* **GIVEN PROBLEM**:
Repeat the material in full. Keep every line exactly as it is.

* **PROVIDED RECORDS**:
□ □ □ □ □ □ □

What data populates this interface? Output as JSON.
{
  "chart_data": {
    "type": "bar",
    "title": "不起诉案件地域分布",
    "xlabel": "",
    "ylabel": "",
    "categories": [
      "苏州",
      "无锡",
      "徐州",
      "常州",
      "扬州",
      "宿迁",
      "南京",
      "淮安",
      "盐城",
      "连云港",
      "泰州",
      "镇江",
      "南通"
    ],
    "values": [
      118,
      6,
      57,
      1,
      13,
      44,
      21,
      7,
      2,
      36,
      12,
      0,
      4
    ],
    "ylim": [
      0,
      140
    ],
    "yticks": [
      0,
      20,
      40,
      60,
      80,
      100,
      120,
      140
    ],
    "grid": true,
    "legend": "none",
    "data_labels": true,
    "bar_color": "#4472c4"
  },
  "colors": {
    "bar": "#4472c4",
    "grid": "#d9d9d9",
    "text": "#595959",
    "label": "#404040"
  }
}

□ □ □ □ □ □ □

* **EXERCISE SOLUTION**:
What data populates this interface? Output as JSON.
{
  "chart_data": {
    "type": "bar",
    "title": "不起诉案件地域分布",
    "xlabel": "",
    "ylabel": "",
    "categories": [
      "苏州",
      "无锡",
      "徐州",
      "常州",
      "扬州",
      "宿迁",
      "南京",
      "淮安",
      "盐城",
      "连云港",
      "泰州",
      "镇江",
      "南通"
    ],
    "values": [
      118,
      6,
      57,
      1,
      13,
      44,
      21,
      7,
      2,
      36,
      12,
      0,
      4
    ],
    "ylim": [
      0,
      140
    ],
    "yticks": [
      0,
      20,
      40,
      60,
      80,
      100,
      120,
      140
    ],
    "grid": true,
    "legend": "none",
    "data_labels": true,
    "bar_color": "#4472c4"
  },
  "colors": {
    "bar": "#4472c4",
    "grid": "#d9d9d9",
    "text": "#595959",
    "label": "#404040"
  }
}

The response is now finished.